Collection entries
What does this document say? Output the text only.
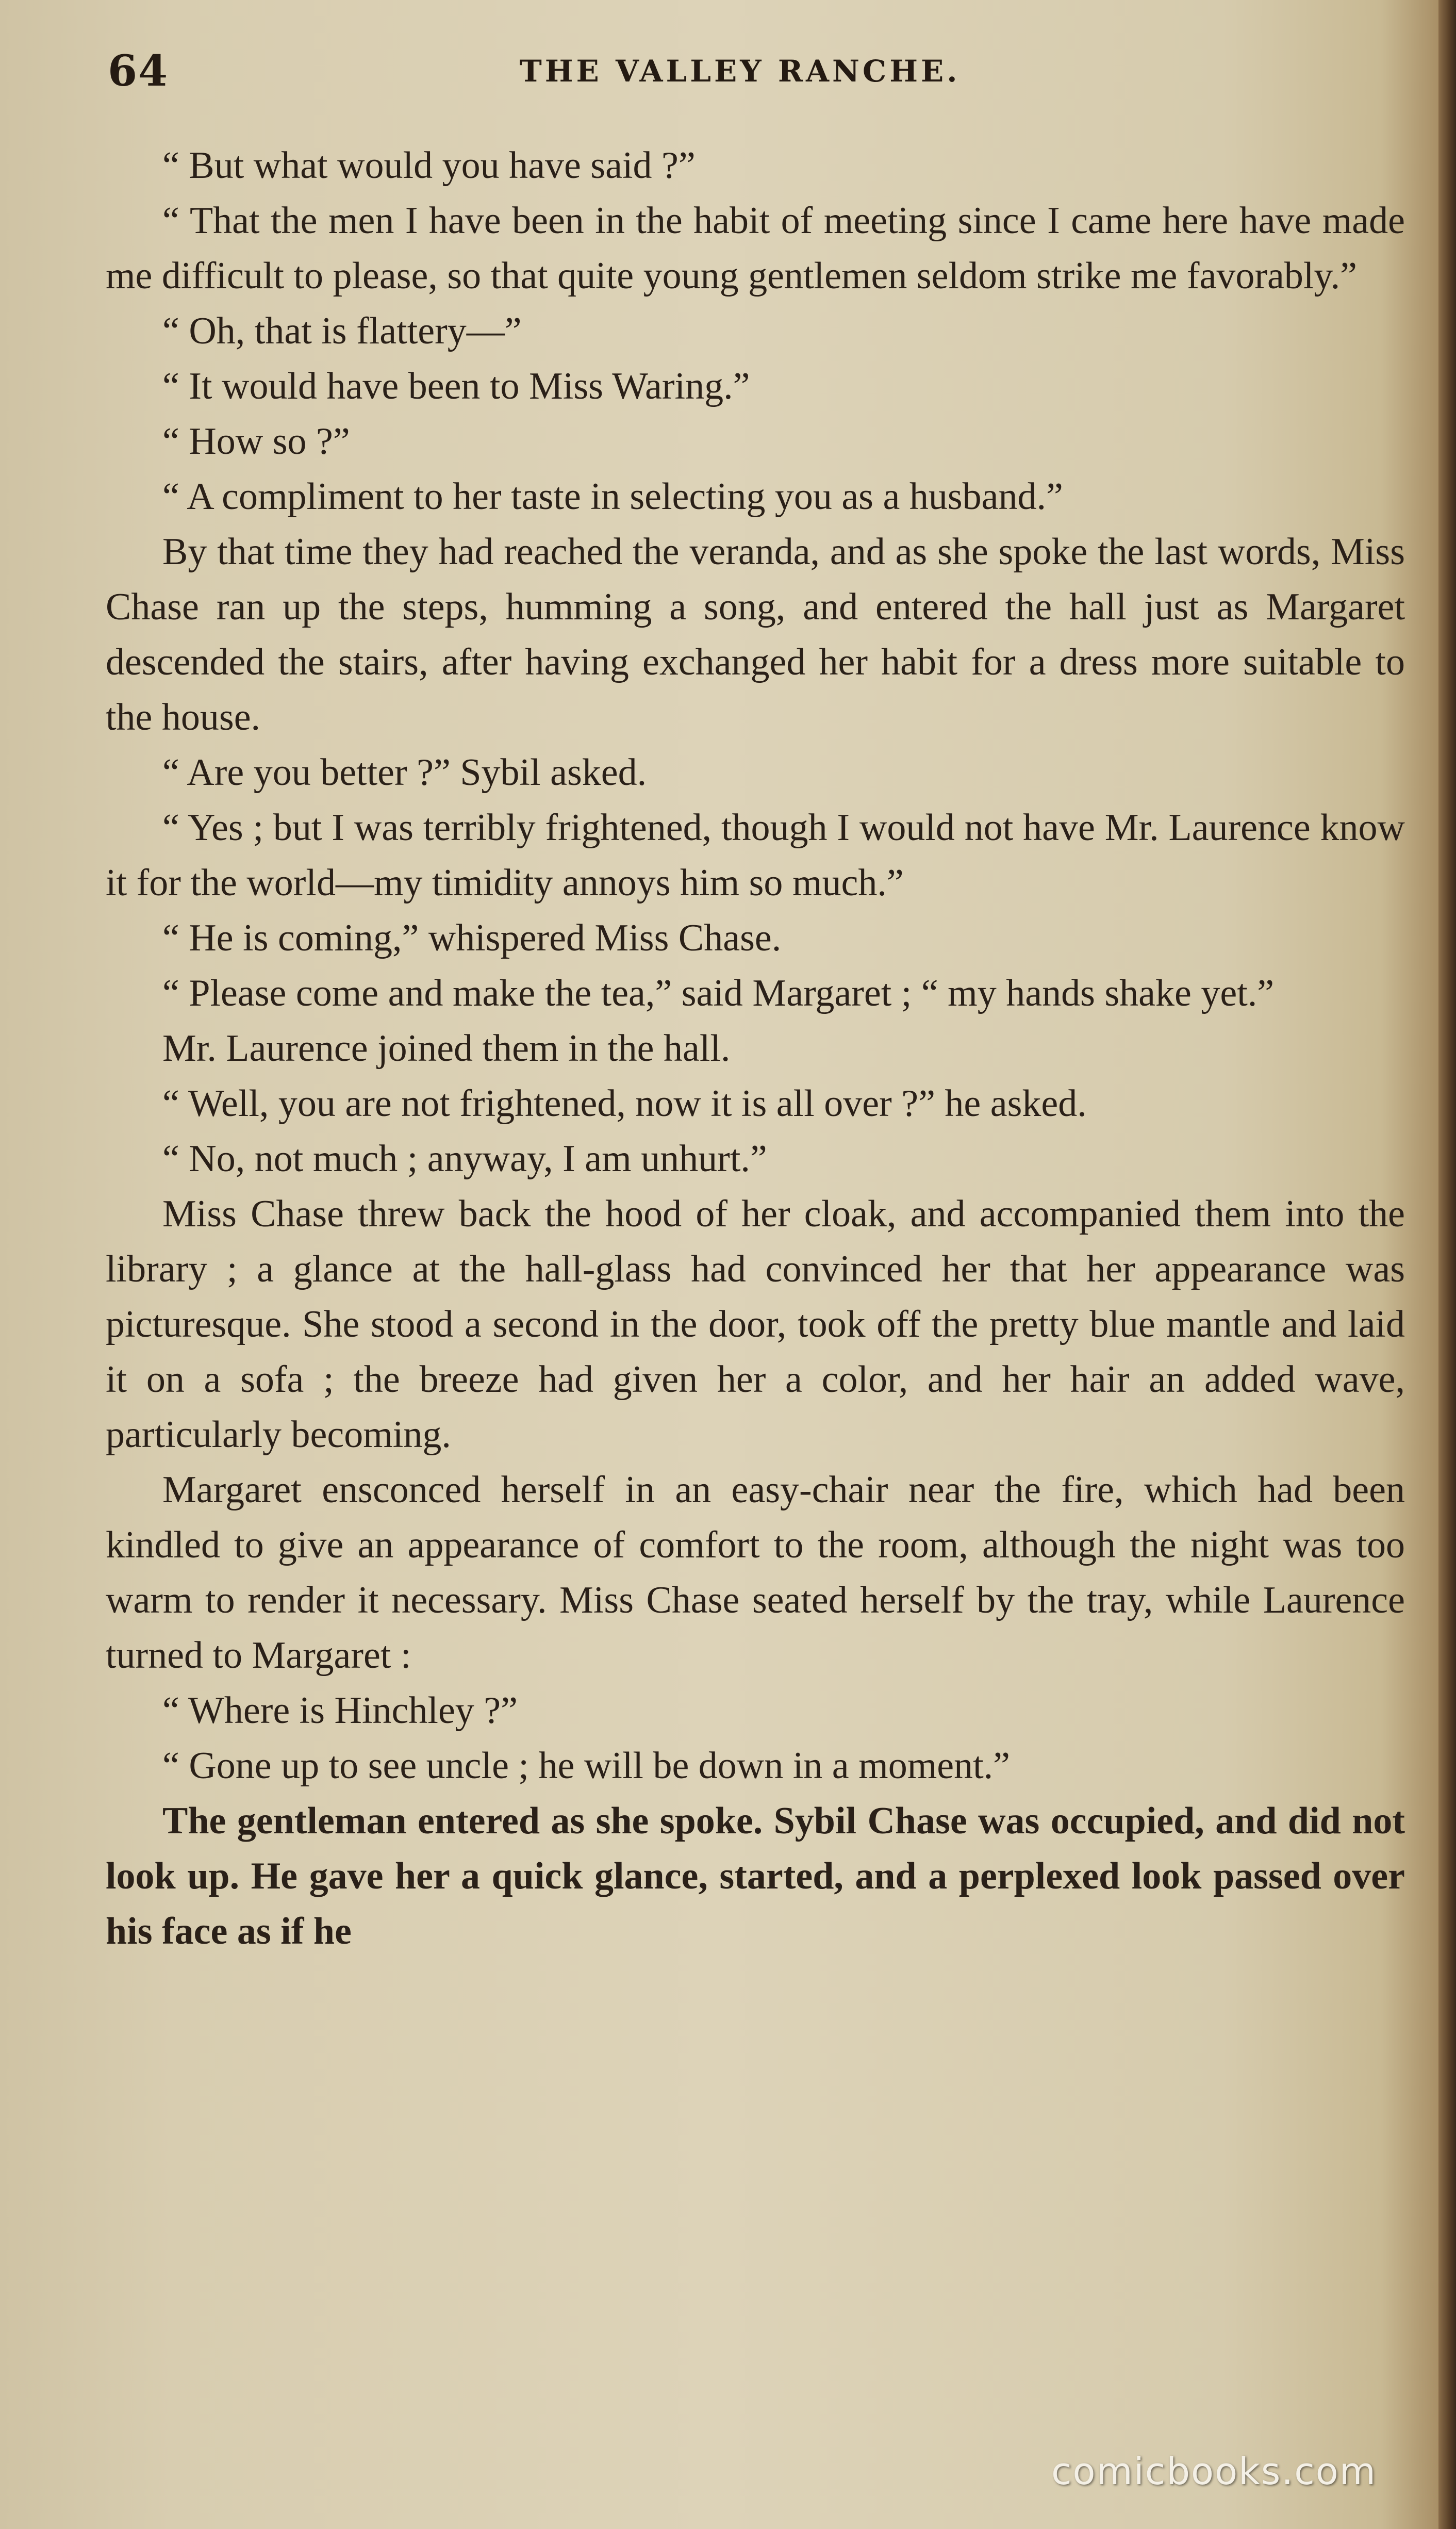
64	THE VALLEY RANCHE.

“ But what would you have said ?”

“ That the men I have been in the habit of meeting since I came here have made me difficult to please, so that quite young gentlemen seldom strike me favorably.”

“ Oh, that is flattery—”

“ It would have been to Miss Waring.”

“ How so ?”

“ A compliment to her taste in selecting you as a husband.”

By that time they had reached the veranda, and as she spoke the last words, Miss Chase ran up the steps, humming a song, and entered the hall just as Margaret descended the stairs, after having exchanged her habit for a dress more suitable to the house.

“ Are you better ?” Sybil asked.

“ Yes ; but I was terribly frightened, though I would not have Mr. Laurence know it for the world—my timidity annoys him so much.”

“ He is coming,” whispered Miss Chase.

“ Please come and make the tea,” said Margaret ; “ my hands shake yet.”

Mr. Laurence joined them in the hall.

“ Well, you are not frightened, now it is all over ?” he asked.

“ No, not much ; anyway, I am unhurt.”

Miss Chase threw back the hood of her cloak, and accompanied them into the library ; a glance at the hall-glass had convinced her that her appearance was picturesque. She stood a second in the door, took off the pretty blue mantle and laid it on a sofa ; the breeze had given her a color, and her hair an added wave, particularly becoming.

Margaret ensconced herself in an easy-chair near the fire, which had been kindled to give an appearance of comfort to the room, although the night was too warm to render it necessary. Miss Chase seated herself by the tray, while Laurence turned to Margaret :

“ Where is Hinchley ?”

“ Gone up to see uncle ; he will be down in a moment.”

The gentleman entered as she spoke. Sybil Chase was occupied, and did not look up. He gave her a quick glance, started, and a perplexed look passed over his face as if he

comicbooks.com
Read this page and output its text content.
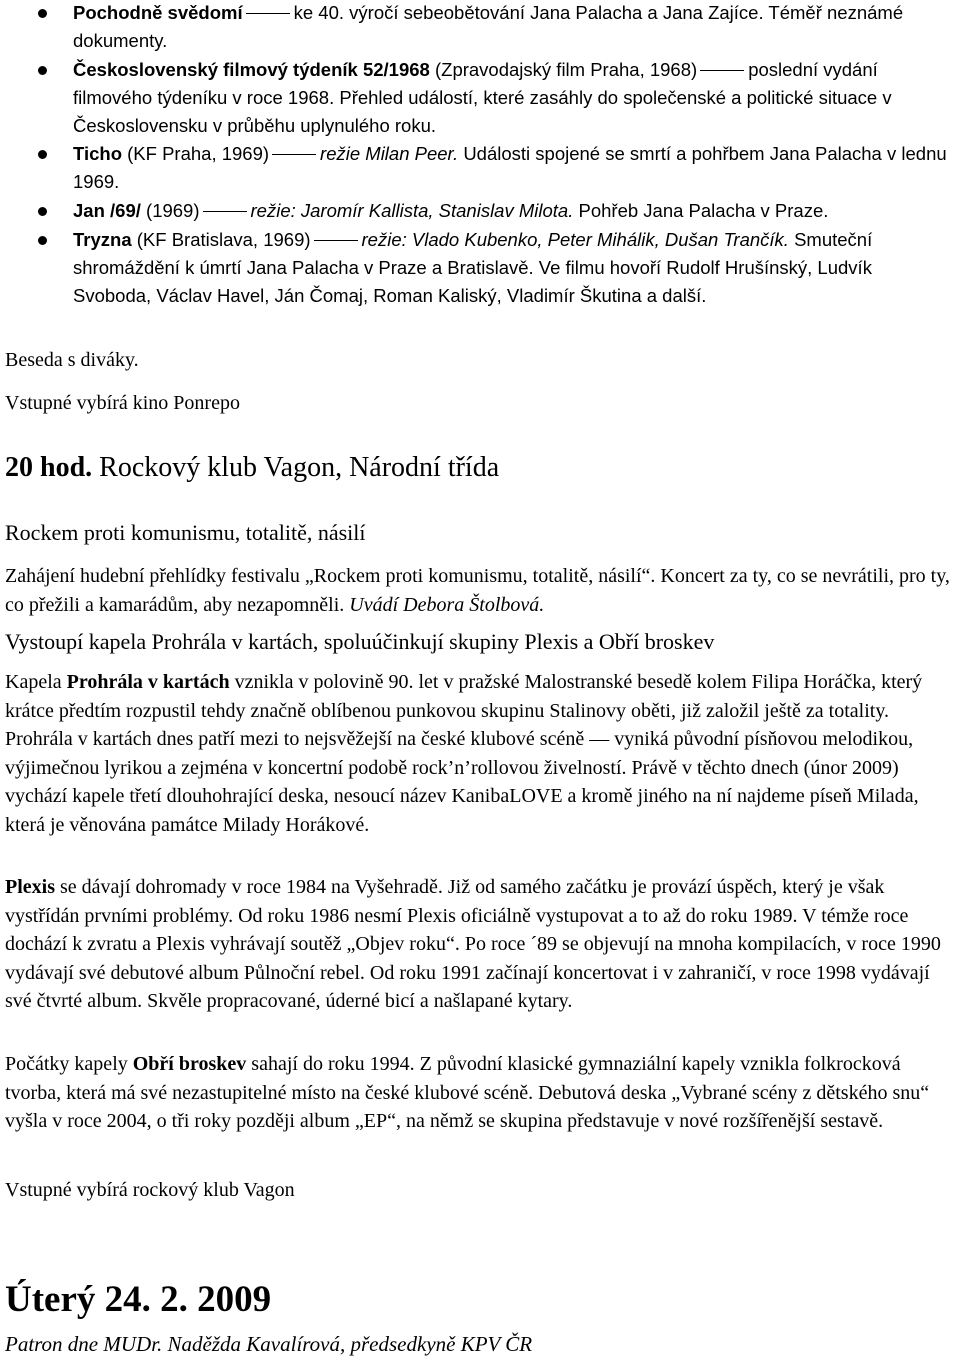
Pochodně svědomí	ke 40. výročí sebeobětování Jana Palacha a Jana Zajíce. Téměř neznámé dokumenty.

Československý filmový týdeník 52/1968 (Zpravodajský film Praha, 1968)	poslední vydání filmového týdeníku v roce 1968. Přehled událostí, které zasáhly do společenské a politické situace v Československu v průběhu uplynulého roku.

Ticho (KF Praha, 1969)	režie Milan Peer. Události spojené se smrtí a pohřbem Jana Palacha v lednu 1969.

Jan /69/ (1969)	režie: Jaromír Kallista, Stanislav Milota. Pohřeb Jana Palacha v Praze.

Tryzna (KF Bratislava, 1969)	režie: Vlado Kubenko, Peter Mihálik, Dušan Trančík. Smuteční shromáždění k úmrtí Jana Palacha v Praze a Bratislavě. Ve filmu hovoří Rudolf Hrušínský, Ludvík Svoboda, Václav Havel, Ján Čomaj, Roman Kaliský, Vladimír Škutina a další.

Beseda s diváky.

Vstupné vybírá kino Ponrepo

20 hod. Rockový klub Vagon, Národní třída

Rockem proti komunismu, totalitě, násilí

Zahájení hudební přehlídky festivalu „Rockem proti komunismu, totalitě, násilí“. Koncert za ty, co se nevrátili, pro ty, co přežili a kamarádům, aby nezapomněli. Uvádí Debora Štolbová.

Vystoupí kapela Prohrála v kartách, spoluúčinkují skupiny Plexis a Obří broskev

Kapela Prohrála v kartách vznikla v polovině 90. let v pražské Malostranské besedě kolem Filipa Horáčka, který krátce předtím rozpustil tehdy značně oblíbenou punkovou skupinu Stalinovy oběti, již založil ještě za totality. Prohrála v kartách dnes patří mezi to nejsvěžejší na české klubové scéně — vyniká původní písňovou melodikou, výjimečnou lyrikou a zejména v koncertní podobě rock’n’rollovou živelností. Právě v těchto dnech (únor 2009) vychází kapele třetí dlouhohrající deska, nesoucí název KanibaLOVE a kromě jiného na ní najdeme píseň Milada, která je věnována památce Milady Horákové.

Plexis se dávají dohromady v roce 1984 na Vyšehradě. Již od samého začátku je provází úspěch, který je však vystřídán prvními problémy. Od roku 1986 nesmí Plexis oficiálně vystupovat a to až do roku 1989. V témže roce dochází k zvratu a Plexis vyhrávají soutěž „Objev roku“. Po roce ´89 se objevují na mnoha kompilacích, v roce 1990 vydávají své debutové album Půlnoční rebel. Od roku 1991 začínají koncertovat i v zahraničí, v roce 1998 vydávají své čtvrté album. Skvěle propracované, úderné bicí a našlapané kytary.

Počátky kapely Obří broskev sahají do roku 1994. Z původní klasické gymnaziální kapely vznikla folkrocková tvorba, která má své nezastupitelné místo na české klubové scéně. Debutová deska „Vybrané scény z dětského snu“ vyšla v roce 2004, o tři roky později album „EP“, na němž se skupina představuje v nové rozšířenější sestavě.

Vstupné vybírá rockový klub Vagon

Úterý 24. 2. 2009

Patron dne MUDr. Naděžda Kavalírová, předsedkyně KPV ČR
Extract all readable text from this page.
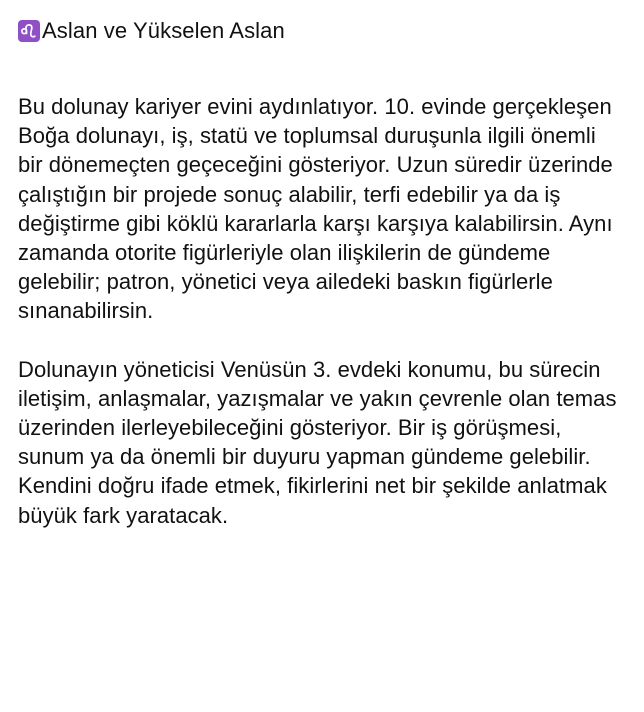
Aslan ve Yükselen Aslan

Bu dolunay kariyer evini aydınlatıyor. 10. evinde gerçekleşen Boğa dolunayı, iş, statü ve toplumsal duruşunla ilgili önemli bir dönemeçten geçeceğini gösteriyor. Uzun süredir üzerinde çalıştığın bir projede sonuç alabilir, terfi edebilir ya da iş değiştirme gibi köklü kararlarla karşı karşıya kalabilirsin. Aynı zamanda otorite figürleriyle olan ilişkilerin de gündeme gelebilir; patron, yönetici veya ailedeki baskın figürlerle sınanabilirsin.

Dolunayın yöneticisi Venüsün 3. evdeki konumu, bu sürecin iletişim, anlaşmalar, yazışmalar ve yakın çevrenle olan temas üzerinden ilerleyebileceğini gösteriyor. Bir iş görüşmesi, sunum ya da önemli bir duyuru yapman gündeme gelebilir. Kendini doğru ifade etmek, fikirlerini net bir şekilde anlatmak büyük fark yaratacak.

- Problem details -
Exactly as written, return every line of the listing, but not the pictures.

- Written solution -
What does this document say? Output the text only.
64	THE VALLEY RANCHE.

“ But what would you have said ?”

“ That the men I have been in the habit of meeting since I came here have made me difficult to please, so that quite young gentlemen seldom strike me favorably.”

“ Oh, that is flattery—”

“ It would have been to Miss Waring.”

“ How so ?”

“ A compliment to her taste in selecting you as a husband.”

By that time they had reached the veranda, and as she spoke the last words, Miss Chase ran up the steps, humming a song, and entered the hall just as Margaret descended the stairs, after having exchanged her habit for a dress more suitable to the house.

“ Are you better ?” Sybil asked.

“ Yes ; but I was terribly frightened, though I would not have Mr. Laurence know it for the world—my timidity annoys him so much.”

“ He is coming,” whispered Miss Chase.

“ Please come and make the tea,” said Margaret ; “ my hands shake yet.”

Mr. Laurence joined them in the hall.

“ Well, you are not frightened, now it is all over ?” he asked.

“ No, not much ; anyway, I am unhurt.”

Miss Chase threw back the hood of her cloak, and accompanied them into the library ; a glance at the hall-glass had convinced her that her appearance was picturesque. She stood a second in the door, took off the pretty blue mantle and laid it on a sofa ; the breeze had given her a color, and her hair an added wave, particularly becoming.

Margaret ensconced herself in an easy-chair near the fire, which had been kindled to give an appearance of comfort to the room, although the night was too warm to render it necessary. Miss Chase seated herself by the tray, while Laurence turned to Margaret :

“ Where is Hinchley ?”

“ Gone up to see uncle ; he will be down in a moment.”

The gentleman entered as she spoke. Sybil Chase was occupied, and did not look up. He gave her a quick glance, started, and a perplexed look passed over his face as if he

comicbooks.com
Read this page and output its text content.
Pochodně svědomí	ke 40. výročí sebeobětování Jana Palacha a Jana Zajíce. Téměř neznámé dokumenty.

Československý filmový týdeník 52/1968 (Zpravodajský film Praha, 1968)	poslední vydání filmového týdeníku v roce 1968. Přehled událostí, které zasáhly do společenské a politické situace v Československu v průběhu uplynulého roku.

Ticho (KF Praha, 1969)	režie Milan Peer. Události spojené se smrtí a pohřbem Jana Palacha v lednu 1969.

Jan /69/ (1969)	režie: Jaromír Kallista, Stanislav Milota. Pohřeb Jana Palacha v Praze.

Tryzna (KF Bratislava, 1969)	režie: Vlado Kubenko, Peter Mihálik, Dušan Trančík. Smuteční shromáždění k úmrtí Jana Palacha v Praze a Bratislavě. Ve filmu hovoří Rudolf Hrušínský, Ludvík Svoboda, Václav Havel, Ján Čomaj, Roman Kaliský, Vladimír Škutina a další.

Beseda s diváky.

Vstupné vybírá kino Ponrepo

20 hod. Rockový klub Vagon, Národní třída

Rockem proti komunismu, totalitě, násilí

Zahájení hudební přehlídky festivalu „Rockem proti komunismu, totalitě, násilí“. Koncert za ty, co se nevrátili, pro ty, co přežili a kamarádům, aby nezapomněli. Uvádí Debora Štolbová.

Vystoupí kapela Prohrála v kartách, spoluúčinkují skupiny Plexis a Obří broskev

Kapela Prohrála v kartách vznikla v polovině 90. let v pražské Malostranské besedě kolem Filipa Horáčka, který krátce předtím rozpustil tehdy značně oblíbenou punkovou skupinu Stalinovy oběti, již založil ještě za totality. Prohrála v kartách dnes patří mezi to nejsvěžejší na české klubové scéně — vyniká původní písňovou melodikou, výjimečnou lyrikou a zejména v koncertní podobě rock’n’rollovou živelností. Právě v těchto dnech (únor 2009) vychází kapele třetí dlouhohrající deska, nesoucí název KanibaLOVE a kromě jiného na ní najdeme píseň Milada, která je věnována památce Milady Horákové.

Plexis se dávají dohromady v roce 1984 na Vyšehradě. Již od samého začátku je provází úspěch, který je však vystřídán prvními problémy. Od roku 1986 nesmí Plexis oficiálně vystupovat a to až do roku 1989. V témže roce dochází k zvratu a Plexis vyhrávají soutěž „Objev roku“. Po roce ´89 se objevují na mnoha kompilacích, v roce 1990 vydávají své debutové album Půlnoční rebel. Od roku 1991 začínají koncertovat i v zahraničí, v roce 1998 vydávají své čtvrté album. Skvěle propracované, úderné bicí a našlapané kytary.

Počátky kapely Obří broskev sahají do roku 1994. Z původní klasické gymnaziální kapely vznikla folkrocková tvorba, která má své nezastupitelné místo na české klubové scéně. Debutová deska „Vybrané scény z dětského snu“ vyšla v roce 2004, o tři roky později album „EP“, na němž se skupina představuje v nové rozšířenější sestavě.

Vstupné vybírá rockový klub Vagon

Úterý 24. 2. 2009

Patron dne MUDr. Naděžda Kavalírová, předsedkyně KPV ČR
Extract all readable text from this page.
Aslan ve Yükselen Aslan

Bu dolunay kariyer evini aydınlatıyor. 10. evinde gerçekleşen Boğa dolunayı, iş, statü ve toplumsal duruşunla ilgili önemli bir dönemeçten geçeceğini gösteriyor. Uzun süredir üzerinde çalıştığın bir projede sonuç alabilir, terfi edebilir ya da iş değiştirme gibi köklü kararlarla karşı karşıya kalabilirsin. Aynı zamanda otorite figürleriyle olan ilişkilerin de gündeme gelebilir; patron, yönetici veya ailedeki baskın figürlerle sınanabilirsin.

Dolunayın yöneticisi Venüsün 3. evdeki konumu, bu sürecin iletişim, anlaşmalar, yazışmalar ve yakın çevrenle olan temas üzerinden ilerleyebileceğini gösteriyor. Bir iş görüşmesi, sunum ya da önemli bir duyuru yapman gündeme gelebilir. Kendini doğru ifade etmek, fikirlerini net bir şekilde anlatmak büyük fark yaratacak.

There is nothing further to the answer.